» **GIVEN PROBLEM**
Collect all lines from the records below that include the word "American".
* Start MATERIAL FOR THE TASK *
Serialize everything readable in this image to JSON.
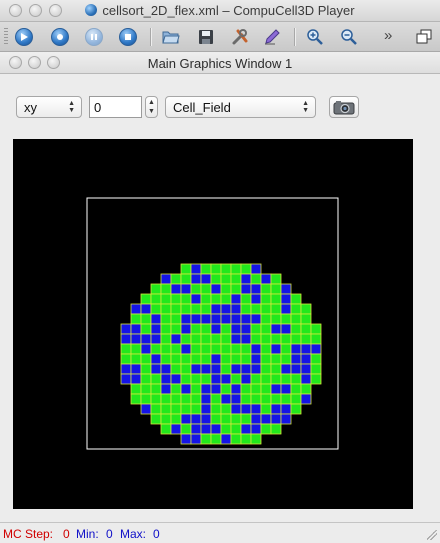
{
  "window": {
    "title": "cellsort_2D_flex.xml – CompuCell3D Player"
  },
  "toolbar": {
    "buttons": [
      "run-icon",
      "step-icon",
      "pause-icon",
      "stop-icon",
      "open-icon",
      "save-icon",
      "tools-icon",
      "edit-icon",
      "zoom-in-icon",
      "zoom-out-icon"
    ],
    "more_label": "»"
  },
  "graphics_window": {
    "title": "Main Graphics Window 1"
  },
  "controls": {
    "plane": "xy",
    "position": "0",
    "field": "Cell_Field"
  },
  "colors": {
    "cell_type_1": "#1414e6",
    "cell_type_2": "#22e81c",
    "membrane": "#d8e63c",
    "background": "#000000",
    "box": "#ffffff"
  },
  "status": {
    "step_label": "MC Step:",
    "step_value": "0",
    "min_label": "Min:",
    "min_value": "0",
    "max_label": "Max:",
    "max_value": "0"
  }
}
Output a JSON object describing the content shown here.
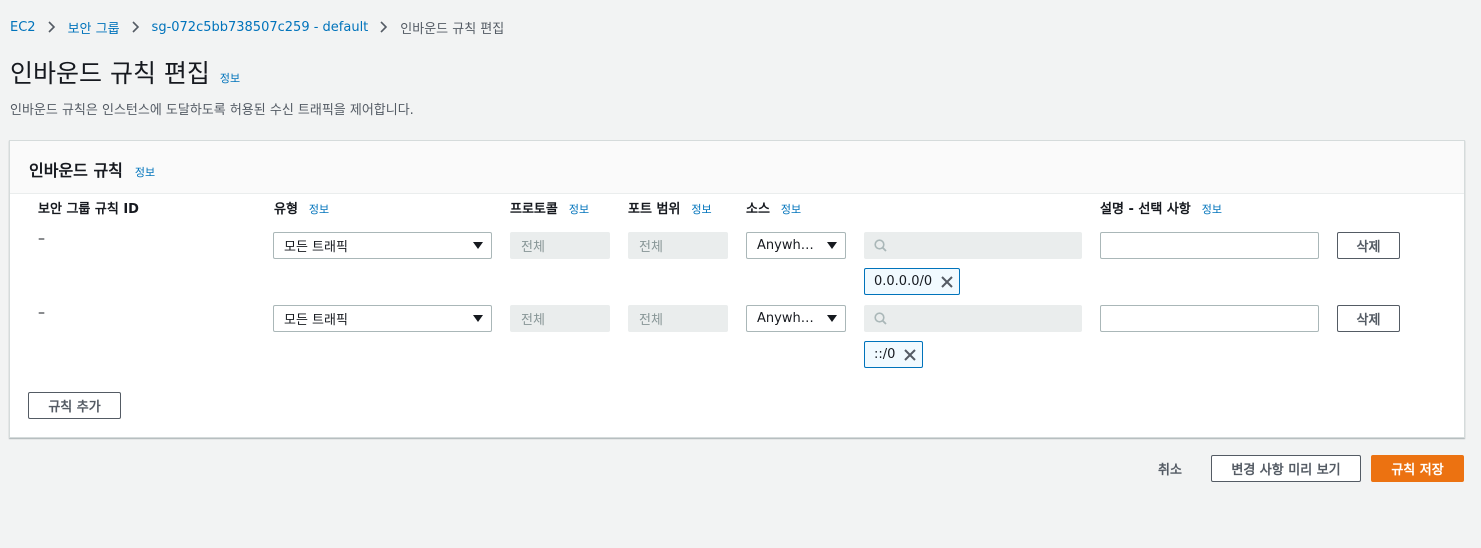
{
  "breadcrumb": {
    "items": [
      "EC2",
      "보안 그룹",
      "sg-072c5bb738507c259 - default"
    ],
    "current": "인바운드 규칙 편집"
  },
  "header": {
    "title": "인바운드 규칙 편집",
    "info": "정보",
    "description": "인바운드 규칙은 인스턴스에 도달하도록 허용된 수신 트래픽을 제어합니다."
  },
  "panel": {
    "title": "인바운드 규칙",
    "info": "정보",
    "columns": {
      "rule_id": "보안 그룹 규칙 ID",
      "type": "유형",
      "protocol": "프로토콜",
      "port_range": "포트 범위",
      "source": "소스",
      "description": "설명 - 선택 사항",
      "info": "정보"
    },
    "rows": [
      {
        "rule_id": "–",
        "type": "모든 트래픽",
        "protocol": "전체",
        "port_range": "전체",
        "source": "Anywher...",
        "token": "0.0.0.0/0",
        "description": "",
        "delete_label": "삭제"
      },
      {
        "rule_id": "–",
        "type": "모든 트래픽",
        "protocol": "전체",
        "port_range": "전체",
        "source": "Anywher...",
        "token": "::/0",
        "description": "",
        "delete_label": "삭제"
      }
    ],
    "add_rule_label": "규칙 추가"
  },
  "footer": {
    "cancel_label": "취소",
    "preview_label": "변경 사항 미리 보기",
    "save_label": "규칙 저장"
  },
  "colors": {
    "primary": "#ec7211",
    "link": "#0073bb",
    "token_border": "#0073bb",
    "background": "#f2f3f3"
  },
  "icons": [
    "chevron-right-icon",
    "caret-down-icon",
    "search-icon",
    "close-icon"
  ]
}
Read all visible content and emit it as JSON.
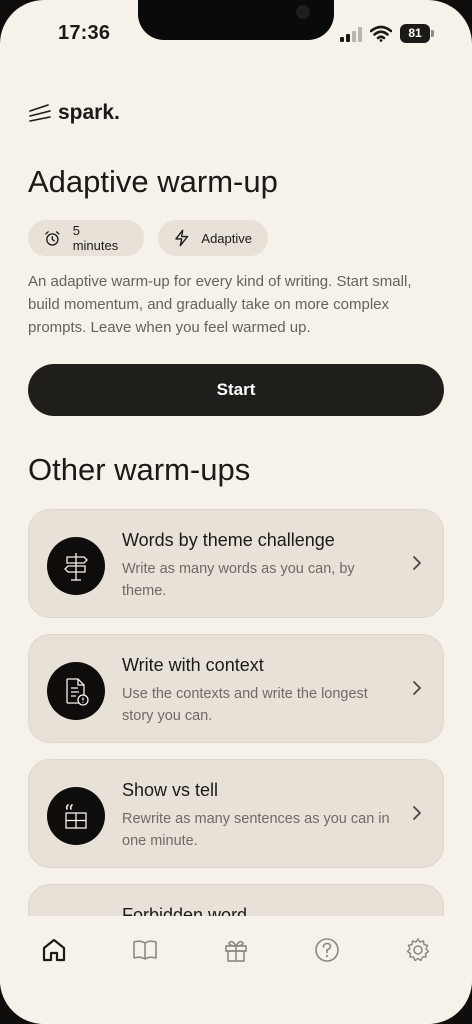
{
  "status_bar": {
    "time": "17:36",
    "battery": "81"
  },
  "app": {
    "logo": "spark."
  },
  "warmup": {
    "title": "Adaptive warm-up",
    "chips": [
      {
        "icon": "alarm-clock-icon",
        "label": "5 minutes"
      },
      {
        "icon": "lightning-icon",
        "label": "Adaptive"
      }
    ],
    "description": "An adaptive warm-up for every kind of writing. Start small, build momentum, and gradually take on more complex prompts. Leave when you feel warmed up.",
    "start_label": "Start"
  },
  "other": {
    "title": "Other warm-ups",
    "cards": [
      {
        "icon": "signpost-icon",
        "title": "Words by theme challenge",
        "subtitle": "Write as many words as you can, by theme."
      },
      {
        "icon": "document-alert-icon",
        "title": "Write with context",
        "subtitle": "Use the contexts and write the longest story you can."
      },
      {
        "icon": "quote-frame-icon",
        "title": "Show vs tell",
        "subtitle": "Rewrite as many sentences as you can in one minute."
      },
      {
        "icon": "blank-icon",
        "title": "Forbidden word",
        "subtitle": ""
      }
    ]
  },
  "tabbar": {
    "items": [
      {
        "icon": "home-icon",
        "active": true
      },
      {
        "icon": "book-icon",
        "active": false
      },
      {
        "icon": "gift-icon",
        "active": false
      },
      {
        "icon": "help-icon",
        "active": false
      },
      {
        "icon": "settings-icon",
        "active": false
      }
    ]
  },
  "colors": {
    "background": "#f6f1e9",
    "card": "#e7e1d8",
    "button": "#201e1b",
    "text": "#1b1a18"
  }
}
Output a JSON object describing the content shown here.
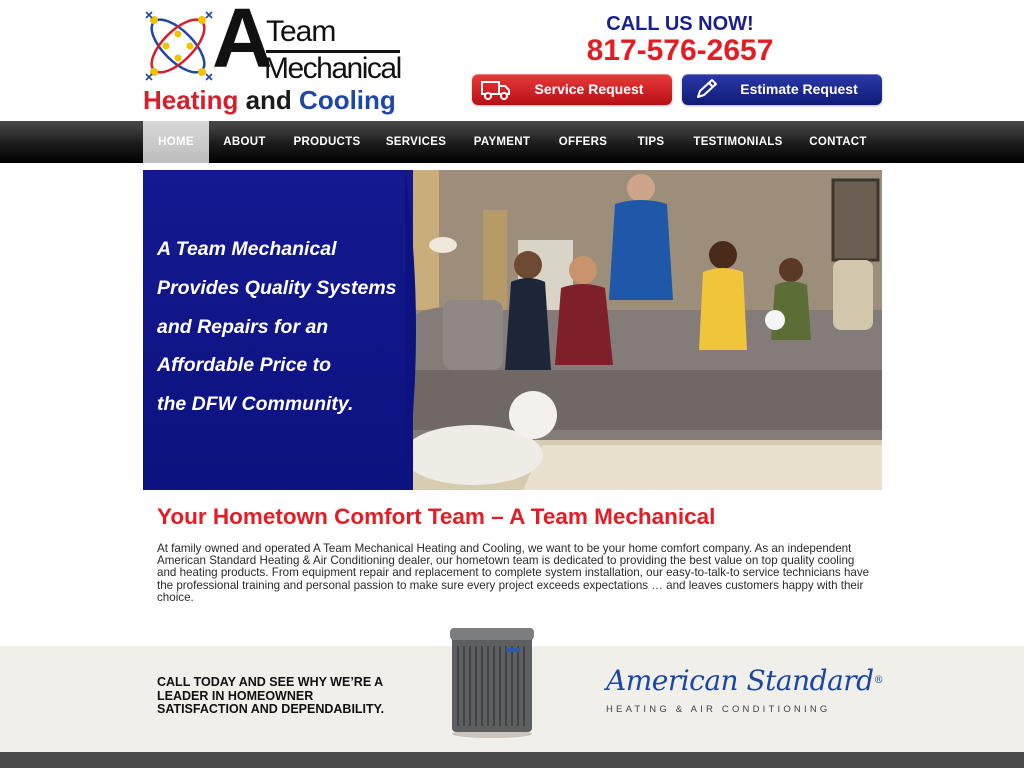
{
  "colors": {
    "brand_red": "#e31d25",
    "brand_blue": "#1a1f8f",
    "nav_bg": "#1c1c1c",
    "panel_blue": "#0c1280",
    "band_bg": "#f1efea"
  },
  "logo": {
    "letter": "A",
    "team": "Team",
    "mechanical": "Mechanical",
    "heating": "Heating",
    "and": "and",
    "cooling": "Cooling",
    "icon": "atom-snowflake-logo-icon"
  },
  "contact": {
    "call_label": "CALL US NOW!",
    "phone": "817-576-2657"
  },
  "buttons": {
    "service": {
      "label": "Service Request",
      "icon": "truck-icon"
    },
    "estimate": {
      "label": "Estimate Request",
      "icon": "pencil-icon"
    }
  },
  "nav": {
    "items": [
      {
        "label": "HOME"
      },
      {
        "label": "ABOUT"
      },
      {
        "label": "PRODUCTS"
      },
      {
        "label": "SERVICES"
      },
      {
        "label": "PAYMENT"
      },
      {
        "label": "OFFERS"
      },
      {
        "label": "TIPS"
      },
      {
        "label": "TESTIMONIALS"
      },
      {
        "label": "CONTACT"
      }
    ],
    "active": "HOME"
  },
  "hero": {
    "lines": [
      "A Team Mechanical",
      "Provides Quality Systems",
      "and Repairs for an",
      "Affordable Price to",
      "the DFW Community."
    ]
  },
  "main": {
    "headline": "Your Hometown Comfort Team – A Team Mechanical",
    "intro": "At family owned and operated A Team Mechanical Heating and Cooling, we want to be your home comfort company. As an independent American Standard Heating & Air Conditioning dealer, our hometown team is dedicated to providing the best value on top quality cooling and heating products. From equipment repair and replacement to complete system installation, our easy-to-talk-to service technicians have the professional training and personal passion to make sure every project exceeds expectations … and leaves customers happy with their choice."
  },
  "band": {
    "cta_lines": [
      "CALL TODAY AND SEE WHY WE’RE A",
      "LEADER IN HOMEOWNER",
      "SATISFACTION AND DEPENDABILITY."
    ],
    "brand_name": "American Standard",
    "brand_mark": "®",
    "brand_sub": "HEATING & AIR CONDITIONING"
  }
}
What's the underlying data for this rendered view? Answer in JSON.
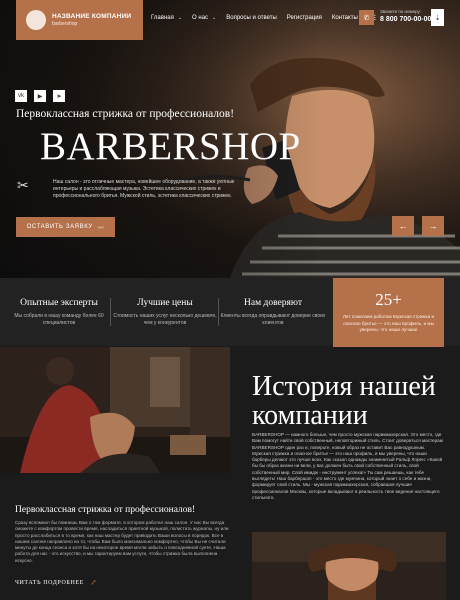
{
  "header": {
    "company_name": "НАЗВАНИЕ КОМПАНИИ",
    "company_sub": "barbershop",
    "nav": [
      {
        "label": "Главная",
        "has_dropdown": true
      },
      {
        "label": "О нас",
        "has_dropdown": true
      },
      {
        "label": "Вопросы и ответы",
        "has_dropdown": false
      },
      {
        "label": "Регистрация",
        "has_dropdown": false
      },
      {
        "label": "Контакты",
        "has_dropdown": false
      }
    ],
    "phone_label": "Звоните по номеру:",
    "phone": "8 800 700-00-00"
  },
  "hero": {
    "subtitle": "Первоклассная стрижка от профессионалов!",
    "title": "BARBERSHOP",
    "description": "Наш салон - это отличные мастера, новейшее оборудование, а также уютные интерьеры и расслабляющая музыка. Эстетика классических стрижек и профессионального бритья. Мужской стиль, эстетика классических стрижек.",
    "cta": "ОСТАВИТЬ ЗАЯВКУ",
    "socials": [
      "vk-icon",
      "youtube-icon",
      "telegram-icon"
    ]
  },
  "features": [
    {
      "title": "Опытные эксперты",
      "text": "Мы собрали в нашу команду более 60 специалистов"
    },
    {
      "title": "Лучшие цены",
      "text": "Стоимость наших услуг несколько дешевле, чем у конкурентов"
    },
    {
      "title": "Нам доверяют",
      "text": "Клиенты всегда оправдывают доверие своих клиентов"
    }
  ],
  "badge": {
    "number": "25+",
    "text": "Лет помогаем работам Мужская стрижка и опасное бритье — это наш профиль, и мы уверены, что наши лучшие"
  },
  "about": {
    "title_line1": "История нашей",
    "title_line2": "компании",
    "p1": "BARBERSHOP — намного больше, чем просто мужская парикмахерская. Это место, где Вам помогут найти свой собственный, неповторимый стиль. Стоит довериться мастерам BARBERSHOP один раз и, поверьте, новый образ не оставит Вас равнодушным.",
    "p2": "Мужская стрижка и опасное бритье — это наш профиль, и мы уверены, что наши барберы делают это лучше всех. Как сказал однажды знаменитый Ральф Лорен: «Какой бы бы образ жизни ни вели, у вас должен быть свой собственный стиль, свой собственный мир. Свой имидж - инструмент успеха!» Ты сам решаешь, как тебе выглядеть! Наш барбершоп - это место где мужчина, который знает о себе и жизни, формирует свой стиль. Мы - мужская парикмахерская, собравшая лучшие профессионалов Москвы, которые вкладывают в реальность твое видение настоящего стильного."
  },
  "left": {
    "subtitle": "Первоклассная стрижка от профессионалов!",
    "text": "Сразу вспомнил бы помнишь Вам о том формате, в котором работал наш салон. У нас Вы всегда сможете с комфортом провести время, насладиться приятной музыкой, полистать журналы, ну или просто расслабиться в то время, как наш мастер будет приводить Ваши волосы в порядок. Все в нашем салоне направлено на то, чтобы Вам было максимально комфортно, чтобы Вы не считали минуты до конца сеанса и хотя бы на некоторое время могли забыть о повседневной суете. Наша работа для нас - это искусство, и мы гарантируем вам услуги, чтобы стрижка была выполнена искусно.",
    "more": "ЧИТАТЬ ПОДРОБНЕЕ"
  },
  "colors": {
    "accent": "#b5714a",
    "dark": "#1b1b1b",
    "panel": "#222222"
  }
}
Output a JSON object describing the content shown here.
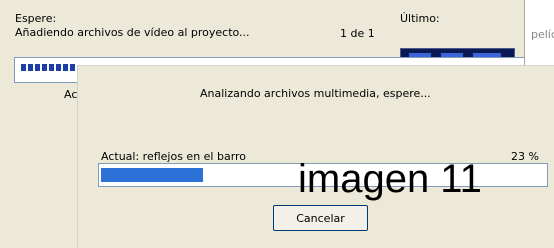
{
  "background": {
    "wait_label": "Espere:",
    "adding_text": "Añadiendo archivos de vídeo al proyecto...",
    "counter": "1 de 1",
    "last_label": "Último:",
    "partial_label": "Ac",
    "right_partial": "pelíc"
  },
  "dialog": {
    "message": "Analizando archivos multimedia, espere...",
    "current_label": "Actual: reflejos en el barro",
    "percent_text": "23 %",
    "progress": 0.23,
    "cancel_label": "Cancelar"
  },
  "watermark": "imagen 11",
  "colors": {
    "dialog_bg": "#ece9d8",
    "progress_fill": "#2b71d8",
    "progress_border": "#7f9db9"
  }
}
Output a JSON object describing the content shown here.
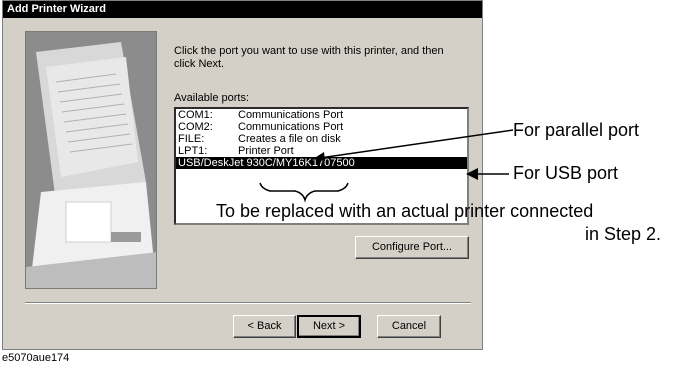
{
  "window": {
    "title": "Add Printer Wizard"
  },
  "instructions": "Click the port you want to use with this printer, and then click Next.",
  "ports_label": "Available ports:",
  "ports": [
    {
      "name": "COM1:",
      "desc": "Communications Port"
    },
    {
      "name": "COM2:",
      "desc": "Communications Port"
    },
    {
      "name": "FILE:",
      "desc": "Creates a file on disk"
    },
    {
      "name": "LPT1:",
      "desc": "Printer Port"
    },
    {
      "name": "USB/DeskJet  930C/MY16K1707500",
      "desc": "",
      "selected": true
    }
  ],
  "buttons": {
    "configure": "Configure Port...",
    "back": "< Back",
    "next": "Next >",
    "cancel": "Cancel"
  },
  "annotations": {
    "parallel": "For parallel port",
    "usb": "For USB port",
    "replace_line1": "To be replaced with an actual printer connected",
    "replace_line2": "in Step 2."
  },
  "caption": "e5070aue174",
  "colors": {
    "dialog_bg": "#d4d0c8",
    "titlebar": "#000000",
    "selection": "#000000"
  }
}
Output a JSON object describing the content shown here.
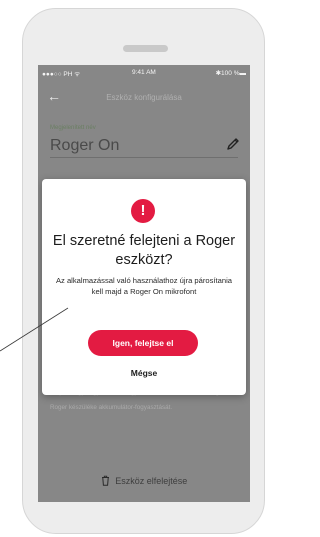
{
  "status_bar": {
    "carrier": "●●●○○ PH ᯤ",
    "time": "9:41 AM",
    "battery": "✱100 %▬"
  },
  "nav": {
    "title": "Eszköz konfigurálása",
    "back_icon": "arrow-left"
  },
  "field": {
    "label": "Megjelenített név",
    "value": "Roger On"
  },
  "background_info": "Kérjük, vegye figyelembe, hogy az üzemmód aktiválása megnöveli Roger készüléke akkumulátor-fogyasztását.",
  "forget_label": "Eszköz elfelejtése",
  "dialog": {
    "icon_glyph": "!",
    "title": "El szeretné felejteni a Roger eszközt?",
    "body": "Az alkalmazással való használathoz újra párosítania kell majd a Roger On mikrofont",
    "confirm_label": "Igen, felejtse el",
    "cancel_label": "Mégse"
  },
  "colors": {
    "accent": "#e31b42",
    "overlay": "#878787"
  }
}
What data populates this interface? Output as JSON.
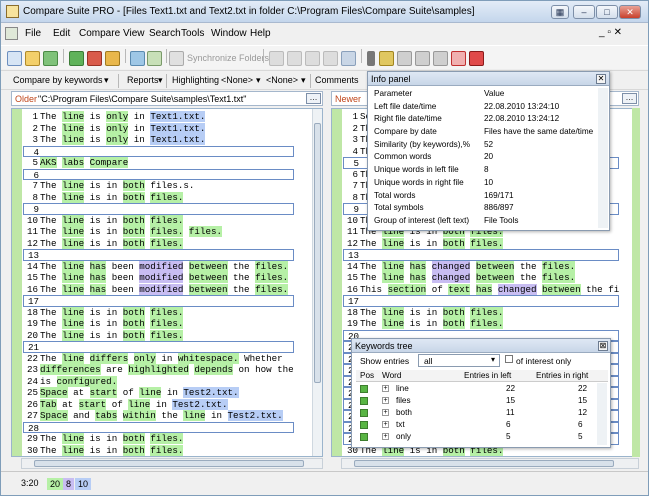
* End MATERIAL FOR THE TASK *
» **TASK RESPONSE**
    "intro": "At family owned and operated A Team Mechanical Heating and Cooling, we want to be your home comfort company. As an independent American Standard Heating & Air Conditioning dealer, our hometown team is dedicated to providing the best value on top quality cooling and heating products. From equipment repair and replacement to complete system installation, our easy-to-talk-to service technicians have the professional training and personal passion to make sure every project exceeds expectations … and leaves customers happy with their choice."
    "brand_name": "American Standard",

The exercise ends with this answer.